[Stored items from a collection]
** BEGIN **

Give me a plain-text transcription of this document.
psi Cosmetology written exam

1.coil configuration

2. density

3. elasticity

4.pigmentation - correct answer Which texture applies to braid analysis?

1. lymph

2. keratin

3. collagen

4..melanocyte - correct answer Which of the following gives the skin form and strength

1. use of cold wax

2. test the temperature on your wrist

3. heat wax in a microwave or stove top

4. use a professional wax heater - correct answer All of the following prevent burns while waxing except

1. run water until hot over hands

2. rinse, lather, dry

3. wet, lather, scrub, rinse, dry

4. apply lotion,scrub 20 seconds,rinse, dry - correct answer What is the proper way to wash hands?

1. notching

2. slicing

** END **

### PROBLEM
The records above are to be repeated exactly, in their entirety.

### REPLY TO THE EXERCISE
Give me a plain-text transcription of this document.
psi Cosmetology written exam

1.coil configuration

2. density

3. elasticity

4.pigmentation - correct answer Which texture applies to braid analysis?

1. lymph

2. keratin

3. collagen

4..melanocyte - correct answer Which of the following gives the skin form and strength

1. use of cold wax

2. test the temperature on your wrist

3. heat wax in a microwave or stove top

4. use a professional wax heater - correct answer All of the following prevent burns while waxing except

1. run water until hot over hands

2. rinse, lather, dry

3. wet, lather, scrub, rinse, dry

4. apply lotion,scrub 20 seconds,rinse, dry - correct answer What is the proper way to wash hands?

1. notching

2. slicing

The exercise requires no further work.